Aim of the exercise: Please output the lines shown below exactly as they appear.

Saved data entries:
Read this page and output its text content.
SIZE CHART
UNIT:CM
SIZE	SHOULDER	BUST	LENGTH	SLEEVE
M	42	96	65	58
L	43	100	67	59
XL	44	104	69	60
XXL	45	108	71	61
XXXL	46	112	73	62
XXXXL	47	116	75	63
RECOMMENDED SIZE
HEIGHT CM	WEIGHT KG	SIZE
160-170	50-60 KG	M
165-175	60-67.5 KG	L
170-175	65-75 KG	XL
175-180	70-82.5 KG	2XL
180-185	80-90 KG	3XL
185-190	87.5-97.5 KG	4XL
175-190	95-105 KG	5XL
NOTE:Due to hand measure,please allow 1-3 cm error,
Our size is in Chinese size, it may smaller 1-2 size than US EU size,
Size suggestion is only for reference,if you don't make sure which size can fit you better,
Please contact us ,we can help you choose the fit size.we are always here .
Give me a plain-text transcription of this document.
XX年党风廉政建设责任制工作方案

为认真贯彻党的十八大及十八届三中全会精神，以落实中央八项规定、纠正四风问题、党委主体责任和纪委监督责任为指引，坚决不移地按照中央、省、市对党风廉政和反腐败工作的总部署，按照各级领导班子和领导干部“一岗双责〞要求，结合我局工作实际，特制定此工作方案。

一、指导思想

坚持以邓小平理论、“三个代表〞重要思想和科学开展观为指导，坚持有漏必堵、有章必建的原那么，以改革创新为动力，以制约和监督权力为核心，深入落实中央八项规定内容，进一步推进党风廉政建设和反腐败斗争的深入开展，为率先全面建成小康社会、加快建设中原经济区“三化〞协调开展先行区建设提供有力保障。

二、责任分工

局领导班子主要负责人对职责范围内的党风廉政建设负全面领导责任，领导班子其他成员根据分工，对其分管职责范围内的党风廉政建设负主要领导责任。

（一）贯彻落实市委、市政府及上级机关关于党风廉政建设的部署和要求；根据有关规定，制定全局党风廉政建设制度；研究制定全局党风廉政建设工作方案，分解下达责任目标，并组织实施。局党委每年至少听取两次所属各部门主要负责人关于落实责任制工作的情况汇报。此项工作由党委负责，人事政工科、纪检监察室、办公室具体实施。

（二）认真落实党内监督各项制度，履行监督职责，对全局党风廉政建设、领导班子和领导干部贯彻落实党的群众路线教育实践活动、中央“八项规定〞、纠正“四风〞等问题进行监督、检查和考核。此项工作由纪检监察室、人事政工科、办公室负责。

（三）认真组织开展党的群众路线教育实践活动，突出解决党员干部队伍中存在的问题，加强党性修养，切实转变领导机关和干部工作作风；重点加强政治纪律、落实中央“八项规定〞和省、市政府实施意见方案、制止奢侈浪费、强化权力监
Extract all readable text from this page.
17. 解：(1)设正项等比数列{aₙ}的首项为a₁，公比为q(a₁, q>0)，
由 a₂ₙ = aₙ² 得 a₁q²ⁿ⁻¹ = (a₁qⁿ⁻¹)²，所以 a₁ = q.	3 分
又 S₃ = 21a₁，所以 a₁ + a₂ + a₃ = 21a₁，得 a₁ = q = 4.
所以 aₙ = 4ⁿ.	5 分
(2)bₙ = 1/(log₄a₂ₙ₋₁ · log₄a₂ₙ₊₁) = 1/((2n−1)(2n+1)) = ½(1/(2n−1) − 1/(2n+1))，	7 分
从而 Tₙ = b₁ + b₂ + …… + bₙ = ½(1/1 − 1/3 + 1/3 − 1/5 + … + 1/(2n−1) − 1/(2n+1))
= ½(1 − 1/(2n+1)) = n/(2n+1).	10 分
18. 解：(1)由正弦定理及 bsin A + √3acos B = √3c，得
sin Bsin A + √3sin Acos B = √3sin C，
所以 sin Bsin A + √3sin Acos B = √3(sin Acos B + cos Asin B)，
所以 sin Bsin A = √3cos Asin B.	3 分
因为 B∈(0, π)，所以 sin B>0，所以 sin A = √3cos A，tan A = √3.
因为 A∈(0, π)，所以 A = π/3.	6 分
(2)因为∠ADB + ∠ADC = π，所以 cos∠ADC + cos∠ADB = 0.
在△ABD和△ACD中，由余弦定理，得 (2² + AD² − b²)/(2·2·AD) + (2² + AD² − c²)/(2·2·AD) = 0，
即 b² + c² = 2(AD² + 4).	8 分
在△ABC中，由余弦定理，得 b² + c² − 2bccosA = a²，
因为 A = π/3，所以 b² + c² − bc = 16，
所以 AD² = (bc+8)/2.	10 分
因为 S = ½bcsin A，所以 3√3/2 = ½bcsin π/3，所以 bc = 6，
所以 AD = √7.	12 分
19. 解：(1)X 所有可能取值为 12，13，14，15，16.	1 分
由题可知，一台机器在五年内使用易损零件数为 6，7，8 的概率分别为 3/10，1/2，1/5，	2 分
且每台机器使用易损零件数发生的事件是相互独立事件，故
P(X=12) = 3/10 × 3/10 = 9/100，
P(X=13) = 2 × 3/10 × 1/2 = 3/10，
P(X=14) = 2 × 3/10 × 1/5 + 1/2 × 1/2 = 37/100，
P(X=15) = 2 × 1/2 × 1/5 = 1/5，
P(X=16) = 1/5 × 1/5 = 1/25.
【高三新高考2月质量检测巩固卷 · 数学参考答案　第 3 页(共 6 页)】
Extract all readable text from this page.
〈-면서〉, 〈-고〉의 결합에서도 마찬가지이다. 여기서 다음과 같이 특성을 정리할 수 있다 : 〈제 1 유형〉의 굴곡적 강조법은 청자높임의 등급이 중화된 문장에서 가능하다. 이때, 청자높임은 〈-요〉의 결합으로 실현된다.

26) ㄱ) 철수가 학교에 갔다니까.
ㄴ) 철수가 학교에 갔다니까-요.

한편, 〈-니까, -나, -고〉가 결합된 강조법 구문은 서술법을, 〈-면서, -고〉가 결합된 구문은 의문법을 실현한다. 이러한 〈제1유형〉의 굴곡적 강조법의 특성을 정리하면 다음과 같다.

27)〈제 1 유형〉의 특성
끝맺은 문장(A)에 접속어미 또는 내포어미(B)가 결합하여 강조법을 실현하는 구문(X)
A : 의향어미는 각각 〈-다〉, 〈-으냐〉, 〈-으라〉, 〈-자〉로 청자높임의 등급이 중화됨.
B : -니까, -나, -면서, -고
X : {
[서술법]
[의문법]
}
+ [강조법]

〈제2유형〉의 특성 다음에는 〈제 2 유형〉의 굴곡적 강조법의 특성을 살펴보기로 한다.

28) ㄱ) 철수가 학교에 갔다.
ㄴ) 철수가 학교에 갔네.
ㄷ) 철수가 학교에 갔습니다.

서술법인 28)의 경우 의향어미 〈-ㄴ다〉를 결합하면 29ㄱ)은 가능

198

Solution to this task:
Read this page and output its text content.
SIZE CHART
UNIT:CM
SIZE	SHOULDER	BUST	LENGTH	SLEEVE
M	42	96	65	58
L	43	100	67	59
XL	44	104	69	60
XXL	45	108	71	61
XXXL	46	112	73	62
XXXXL	47	116	75	63
RECOMMENDED SIZE
HEIGHT CM	WEIGHT KG	SIZE
160-170	50-60 KG	M
165-175	60-67.5 KG	L
170-175	65-75 KG	XL
175-180	70-82.5 KG	2XL
180-185	80-90 KG	3XL
185-190	87.5-97.5 KG	4XL
175-190	95-105 KG	5XL
NOTE:Due to hand measure,please allow 1-3 cm error,
Our size is in Chinese size, it may smaller 1-2 size than US EU size,
Size suggestion is only for reference,if you don't make sure which size can fit you better,
Please contact us ,we can help you choose the fit size.we are always here .
Give me a plain-text transcription of this document.
XX年党风廉政建设责任制工作方案

为认真贯彻党的十八大及十八届三中全会精神，以落实中央八项规定、纠正四风问题、党委主体责任和纪委监督责任为指引，坚决不移地按照中央、省、市对党风廉政和反腐败工作的总部署，按照各级领导班子和领导干部“一岗双责〞要求，结合我局工作实际，特制定此工作方案。

一、指导思想

坚持以邓小平理论、“三个代表〞重要思想和科学开展观为指导，坚持有漏必堵、有章必建的原那么，以改革创新为动力，以制约和监督权力为核心，深入落实中央八项规定内容，进一步推进党风廉政建设和反腐败斗争的深入开展，为率先全面建成小康社会、加快建设中原经济区“三化〞协调开展先行区建设提供有力保障。

二、责任分工

局领导班子主要负责人对职责范围内的党风廉政建设负全面领导责任，领导班子其他成员根据分工，对其分管职责范围内的党风廉政建设负主要领导责任。

（一）贯彻落实市委、市政府及上级机关关于党风廉政建设的部署和要求；根据有关规定，制定全局党风廉政建设制度；研究制定全局党风廉政建设工作方案，分解下达责任目标，并组织实施。局党委每年至少听取两次所属各部门主要负责人关于落实责任制工作的情况汇报。此项工作由党委负责，人事政工科、纪检监察室、办公室具体实施。

（二）认真落实党内监督各项制度，履行监督职责，对全局党风廉政建设、领导班子和领导干部贯彻落实党的群众路线教育实践活动、中央“八项规定〞、纠正“四风〞等问题进行监督、检查和考核。此项工作由纪检监察室、人事政工科、办公室负责。

（三）认真组织开展党的群众路线教育实践活动，突出解决党员干部队伍中存在的问题，加强党性修养，切实转变领导机关和干部工作作风；重点加强政治纪律、落实中央“八项规定〞和省、市政府实施意见方案、制止奢侈浪费、强化权力监
Extract all readable text from this page.
17. 解：(1)设正项等比数列{aₙ}的首项为a₁，公比为q(a₁, q>0)，
由 a₂ₙ = aₙ² 得 a₁q²ⁿ⁻¹ = (a₁qⁿ⁻¹)²，所以 a₁ = q.	3 分
又 S₃ = 21a₁，所以 a₁ + a₂ + a₃ = 21a₁，得 a₁ = q = 4.
所以 aₙ = 4ⁿ.	5 分
(2)bₙ = 1/(log₄a₂ₙ₋₁ · log₄a₂ₙ₊₁) = 1/((2n−1)(2n+1)) = ½(1/(2n−1) − 1/(2n+1))，	7 分
从而 Tₙ = b₁ + b₂ + …… + bₙ = ½(1/1 − 1/3 + 1/3 − 1/5 + … + 1/(2n−1) − 1/(2n+1))
= ½(1 − 1/(2n+1)) = n/(2n+1).	10 分
18. 解：(1)由正弦定理及 bsin A + √3acos B = √3c，得
sin Bsin A + √3sin Acos B = √3sin C，
所以 sin Bsin A + √3sin Acos B = √3(sin Acos B + cos Asin B)，
所以 sin Bsin A = √3cos Asin B.	3 分
因为 B∈(0, π)，所以 sin B>0，所以 sin A = √3cos A，tan A = √3.
因为 A∈(0, π)，所以 A = π/3.	6 分
(2)因为∠ADB + ∠ADC = π，所以 cos∠ADC + cos∠ADB = 0.
在△ABD和△ACD中，由余弦定理，得 (2² + AD² − b²)/(2·2·AD) + (2² + AD² − c²)/(2·2·AD) = 0，
即 b² + c² = 2(AD² + 4).	8 分
在△ABC中，由余弦定理，得 b² + c² − 2bccosA = a²，
因为 A = π/3，所以 b² + c² − bc = 16，
所以 AD² = (bc+8)/2.	10 分
因为 S = ½bcsin A，所以 3√3/2 = ½bcsin π/3，所以 bc = 6，
所以 AD = √7.	12 分
19. 解：(1)X 所有可能取值为 12，13，14，15，16.	1 分
由题可知，一台机器在五年内使用易损零件数为 6，7，8 的概率分别为 3/10，1/2，1/5，	2 分
且每台机器使用易损零件数发生的事件是相互独立事件，故
P(X=12) = 3/10 × 3/10 = 9/100，
P(X=13) = 2 × 3/10 × 1/2 = 3/10，
P(X=14) = 2 × 3/10 × 1/5 + 1/2 × 1/2 = 37/100，
P(X=15) = 2 × 1/2 × 1/5 = 1/5，
P(X=16) = 1/5 × 1/5 = 1/25.
【高三新高考2月质量检测巩固卷 · 数学参考答案　第 3 页(共 6 页)】
Extract all readable text from this page.
〈-면서〉, 〈-고〉의 결합에서도 마찬가지이다. 여기서 다음과 같이 특성을 정리할 수 있다 : 〈제 1 유형〉의 굴곡적 강조법은 청자높임의 등급이 중화된 문장에서 가능하다. 이때, 청자높임은 〈-요〉의 결합으로 실현된다.

26) ㄱ) 철수가 학교에 갔다니까.
ㄴ) 철수가 학교에 갔다니까-요.

한편, 〈-니까, -나, -고〉가 결합된 강조법 구문은 서술법을, 〈-면서, -고〉가 결합된 구문은 의문법을 실현한다. 이러한 〈제1유형〉의 굴곡적 강조법의 특성을 정리하면 다음과 같다.

27)〈제 1 유형〉의 특성
끝맺은 문장(A)에 접속어미 또는 내포어미(B)가 결합하여 강조법을 실현하는 구문(X)
A : 의향어미는 각각 〈-다〉, 〈-으냐〉, 〈-으라〉, 〈-자〉로 청자높임의 등급이 중화됨.
B : -니까, -나, -면서, -고
X : {
[서술법]
[의문법]
}
+ [강조법]

〈제2유형〉의 특성 다음에는 〈제 2 유형〉의 굴곡적 강조법의 특성을 살펴보기로 한다.

28) ㄱ) 철수가 학교에 갔다.
ㄴ) 철수가 학교에 갔네.
ㄷ) 철수가 학교에 갔습니다.

서술법인 28)의 경우 의향어미 〈-ㄴ다〉를 결합하면 29ㄱ)은 가능

198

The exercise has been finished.